REQUIRED TASK>
Render each line of the entries below as a JSON array of strings, one string per line, omitting any blank lines.

SUPPLIED DATA>
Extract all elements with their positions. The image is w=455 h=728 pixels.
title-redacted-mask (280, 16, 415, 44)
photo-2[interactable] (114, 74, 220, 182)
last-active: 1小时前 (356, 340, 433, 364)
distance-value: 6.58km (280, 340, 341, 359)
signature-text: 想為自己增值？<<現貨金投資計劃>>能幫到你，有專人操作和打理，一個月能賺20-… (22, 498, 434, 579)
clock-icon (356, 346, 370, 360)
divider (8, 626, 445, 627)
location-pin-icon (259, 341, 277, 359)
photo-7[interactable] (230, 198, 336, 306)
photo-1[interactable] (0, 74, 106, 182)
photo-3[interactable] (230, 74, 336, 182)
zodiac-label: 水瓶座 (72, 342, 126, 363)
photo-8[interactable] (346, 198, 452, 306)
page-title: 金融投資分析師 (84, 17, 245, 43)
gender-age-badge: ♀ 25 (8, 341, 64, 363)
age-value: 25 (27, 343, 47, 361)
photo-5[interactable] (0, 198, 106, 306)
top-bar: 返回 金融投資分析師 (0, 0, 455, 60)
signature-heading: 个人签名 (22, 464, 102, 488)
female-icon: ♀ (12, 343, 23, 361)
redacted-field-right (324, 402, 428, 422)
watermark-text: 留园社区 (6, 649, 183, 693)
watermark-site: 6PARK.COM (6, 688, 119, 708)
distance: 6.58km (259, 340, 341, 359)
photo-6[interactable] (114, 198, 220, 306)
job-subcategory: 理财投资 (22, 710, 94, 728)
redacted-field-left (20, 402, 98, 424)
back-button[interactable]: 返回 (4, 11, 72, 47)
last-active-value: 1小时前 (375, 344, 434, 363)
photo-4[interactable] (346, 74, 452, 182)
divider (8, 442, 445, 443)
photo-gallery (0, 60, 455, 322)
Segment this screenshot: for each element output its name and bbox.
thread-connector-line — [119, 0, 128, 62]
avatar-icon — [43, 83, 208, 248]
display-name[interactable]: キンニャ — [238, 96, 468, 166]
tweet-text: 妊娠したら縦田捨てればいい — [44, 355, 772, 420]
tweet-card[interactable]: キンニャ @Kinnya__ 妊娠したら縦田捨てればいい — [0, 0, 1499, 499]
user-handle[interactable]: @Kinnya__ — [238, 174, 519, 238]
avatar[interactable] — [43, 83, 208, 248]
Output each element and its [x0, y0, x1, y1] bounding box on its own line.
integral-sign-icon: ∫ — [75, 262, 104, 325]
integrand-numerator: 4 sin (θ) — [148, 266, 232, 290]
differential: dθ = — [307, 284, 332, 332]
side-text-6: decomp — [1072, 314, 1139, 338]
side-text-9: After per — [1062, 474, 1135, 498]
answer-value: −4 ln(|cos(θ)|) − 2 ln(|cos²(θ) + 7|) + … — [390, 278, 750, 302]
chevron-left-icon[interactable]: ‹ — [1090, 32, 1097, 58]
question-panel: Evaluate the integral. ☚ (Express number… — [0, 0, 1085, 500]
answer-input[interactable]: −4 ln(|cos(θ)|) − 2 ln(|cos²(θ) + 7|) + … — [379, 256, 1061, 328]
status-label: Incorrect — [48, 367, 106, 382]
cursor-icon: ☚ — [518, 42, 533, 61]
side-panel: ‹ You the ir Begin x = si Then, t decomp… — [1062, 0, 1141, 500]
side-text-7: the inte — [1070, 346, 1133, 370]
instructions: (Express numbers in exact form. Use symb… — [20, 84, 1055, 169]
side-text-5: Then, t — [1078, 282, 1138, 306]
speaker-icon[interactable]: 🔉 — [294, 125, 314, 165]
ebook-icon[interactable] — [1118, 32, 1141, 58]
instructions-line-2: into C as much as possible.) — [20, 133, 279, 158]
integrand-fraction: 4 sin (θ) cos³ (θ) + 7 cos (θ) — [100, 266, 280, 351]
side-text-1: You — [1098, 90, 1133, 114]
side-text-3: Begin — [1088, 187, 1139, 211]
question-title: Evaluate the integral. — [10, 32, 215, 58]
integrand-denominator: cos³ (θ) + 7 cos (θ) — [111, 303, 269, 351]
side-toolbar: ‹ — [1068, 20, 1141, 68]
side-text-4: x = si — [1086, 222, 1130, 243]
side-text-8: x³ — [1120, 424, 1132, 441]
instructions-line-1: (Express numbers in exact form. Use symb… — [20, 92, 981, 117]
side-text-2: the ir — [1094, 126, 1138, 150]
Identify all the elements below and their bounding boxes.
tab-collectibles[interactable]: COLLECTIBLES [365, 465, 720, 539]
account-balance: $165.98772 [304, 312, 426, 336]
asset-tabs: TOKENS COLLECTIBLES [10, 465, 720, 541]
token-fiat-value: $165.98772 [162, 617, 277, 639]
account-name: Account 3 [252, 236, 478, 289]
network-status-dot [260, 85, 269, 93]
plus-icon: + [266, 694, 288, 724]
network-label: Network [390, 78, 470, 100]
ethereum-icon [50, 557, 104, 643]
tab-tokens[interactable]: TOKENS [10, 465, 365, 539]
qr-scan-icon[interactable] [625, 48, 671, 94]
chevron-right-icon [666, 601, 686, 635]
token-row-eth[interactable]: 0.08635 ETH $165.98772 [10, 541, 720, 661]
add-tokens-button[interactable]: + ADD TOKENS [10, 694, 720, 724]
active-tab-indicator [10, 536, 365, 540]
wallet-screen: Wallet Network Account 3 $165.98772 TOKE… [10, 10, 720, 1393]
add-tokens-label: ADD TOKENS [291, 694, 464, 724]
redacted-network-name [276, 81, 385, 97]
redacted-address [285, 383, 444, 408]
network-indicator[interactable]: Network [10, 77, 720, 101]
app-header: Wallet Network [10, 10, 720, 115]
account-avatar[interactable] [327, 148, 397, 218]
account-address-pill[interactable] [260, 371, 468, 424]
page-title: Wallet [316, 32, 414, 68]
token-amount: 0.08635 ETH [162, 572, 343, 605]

WRITTEN ANSWER>
[
  "Extract all elements with their positions. The image is w=455 h=728 pixels.",
  "title-redacted-mask (280, 16, 415, 44)",
  "photo-2[interactable] (114, 74, 220, 182)",
  "last-active: 1小时前 (356, 340, 433, 364)",
  "distance-value: 6.58km (280, 340, 341, 359)",
  "signature-text: 想為自己增值？<<現貨金投資計劃>>能幫到你，有專人操作和打理，一個月能賺20-… (22, 498, 434, 579)",
  "clock-icon (356, 346, 370, 360)",
  "divider (8, 626, 445, 627)",
  "location-pin-icon (259, 341, 277, 359)",
  "photo-7[interactable] (230, 198, 336, 306)",
  "photo-1[interactable] (0, 74, 106, 182)",
  "photo-3[interactable] (230, 74, 336, 182)",
  "zodiac-label: 水瓶座 (72, 342, 126, 363)",
  "photo-8[interactable] (346, 198, 452, 306)",
  "page-title: 金融投資分析師 (84, 17, 245, 43)",
  "gender-age-badge: ♀ 25 (8, 341, 64, 363)",
  "age-value: 25 (27, 343, 47, 361)",
  "photo-5[interactable] (0, 198, 106, 306)",
  "top-bar: 返回 金融投資分析師 (0, 0, 455, 60)",
  "signature-heading: 个人签名 (22, 464, 102, 488)",
  "female-icon: ♀ (12, 343, 23, 361)",
  "redacted-field-right (324, 402, 428, 422)",
  "watermark-text: 留园社区 (6, 649, 183, 693)",
  "watermark-site: 6PARK.COM (6, 688, 119, 708)",
  "distance: 6.58km (259, 340, 341, 359)",
  "photo-6[interactable] (114, 198, 220, 306)",
  "job-subcategory: 理财投资 (22, 710, 94, 728)",
  "redacted-field-left (20, 402, 98, 424)",
  "back-button[interactable]: 返回 (4, 11, 72, 47)",
  "last-active-value: 1小时前 (375, 344, 434, 363)",
  "photo-4[interactable] (346, 74, 452, 182)",
  "divider (8, 442, 445, 443)",
  "photo-gallery (0, 60, 455, 322)",
  "Segment this screenshot: for each element output its name and bbox.",
  "thread-connector-line — [119, 0, 128, 62]",
  "avatar-icon — [43, 83, 208, 248]",
  "display-name[interactable]: キンニャ — [238, 96, 468, 166]",
  "tweet-text: 妊娠したら縦田捨てればいい — [44, 355, 772, 420]",
  "tweet-card[interactable]: キンニャ @Kinnya__ 妊娠したら縦田捨てればいい — [0, 0, 1499, 499]",
  "user-handle[interactable]: @Kinnya__ — [238, 174, 519, 238]",
  "avatar[interactable] — [43, 83, 208, 248]",
  "Output each element and its [x0, y0, x1, y1] bounding box on its own line.",
  "integral-sign-icon: ∫ — [75, 262, 104, 325]",
  "integrand-numerator: 4 sin (θ) — [148, 266, 232, 290]",
  "differential: dθ = — [307, 284, 332, 332]",
  "side-text-6: decomp — [1072, 314, 1139, 338]",
  "side-text-9: After per — [1062, 474, 1135, 498]",
  "answer-value: −4 ln(|cos(θ)|) − 2 ln(|cos²(θ) + 7|) + … — [390, 278, 750, 302]",
  "chevron-left-icon[interactable]: ‹ — [1090, 32, 1097, 58]",
  "question-panel: Evaluate the integral. ☚ (Express number… — [0, 0, 1085, 500]",
  "answer-input[interactable]: −4 ln(|cos(θ)|) − 2 ln(|cos²(θ) + 7|) + … — [379, 256, 1061, 328]",
  "status-label: Incorrect — [48, 367, 106, 382]",
  "cursor-icon: ☚ — [518, 42, 533, 61]",
  "side-panel: ‹ You the ir Begin x = si Then, t decomp… — [1062, 0, 1141, 500]",
  "side-text-7: the inte — [1070, 346, 1133, 370]",
  "instructions: (Express numbers in exact form. Use symb… — [20, 84, 1055, 169]",
  "side-text-5: Then, t — [1078, 282, 1138, 306]",
  "speaker-icon[interactable]: 🔉 — [294, 125, 314, 165]",
  "ebook-icon[interactable] — [1118, 32, 1141, 58]",
  "instructions-line-2: into C as much as possible.) — [20, 133, 279, 158]",
  "integrand-fraction: 4 sin (θ) cos³ (θ) + 7 cos (θ) — [100, 266, 280, 351]",
  "side-text-1: You — [1098, 90, 1133, 114]",
  "side-text-3: Begin — [1088, 187, 1139, 211]",
  "question-title: Evaluate the integral. — [10, 32, 215, 58]",
  "integrand-denominator: cos³ (θ) + 7 cos (θ) — [111, 303, 269, 351]",
  "side-toolbar: ‹ — [1068, 20, 1141, 68]",
  "side-text-4: x = si — [1086, 222, 1130, 243]",
  "side-text-8: x³ — [1120, 424, 1132, 441]",
  "instructions-line-1: (Express numbers in exact form. Use symb… — [20, 92, 981, 117]",
  "side-text-2: the ir — [1094, 126, 1138, 150]",
  "Identify all the elements below and their bounding boxes.",
  "tab-collectibles[interactable]: COLLECTIBLES [365, 465, 720, 539]",
  "account-balance: $165.98772 [304, 312, 426, 336]",
  "asset-tabs: TOKENS COLLECTIBLES [10, 465, 720, 541]",
  "token-fiat-value: $165.98772 [162, 617, 277, 639]",
  "account-name: Account 3 [252, 236, 478, 289]",
  "network-status-dot [260, 85, 269, 93]",
  "plus-icon: + [266, 694, 288, 724]",
  "network-label: Network [390, 78, 470, 100]",
  "ethereum-icon [50, 557, 104, 643]",
  "tab-tokens[interactable]: TOKENS [10, 465, 365, 539]",
  "qr-scan-icon[interactable] [625, 48, 671, 94]",
  "chevron-right-icon [666, 601, 686, 635]",
  "token-row-eth[interactable]: 0.08635 ETH $165.98772 [10, 541, 720, 661]",
  "add-tokens-button[interactable]: + ADD TOKENS [10, 694, 720, 724]",
  "active-tab-indicator [10, 536, 365, 540]",
  "wallet-screen: Wallet Network Account 3 $165.98772 TOKE… [10, 10, 720, 1393]",
  "add-tokens-label: ADD TOKENS [291, 694, 464, 724]",
  "redacted-network-name [276, 81, 385, 97]",
  "redacted-address [285, 383, 444, 408]",
  "network-indicator[interactable]: Network [10, 77, 720, 101]",
  "app-header: Wallet Network [10, 10, 720, 115]",
  "account-avatar[interactable] [327, 148, 397, 218]",
  "account-address-pill[interactable] [260, 371, 468, 424]",
  "page-title: Wallet [316, 32, 414, 68]",
  "token-amount: 0.08635 ETH [162, 572, 343, 605]"
]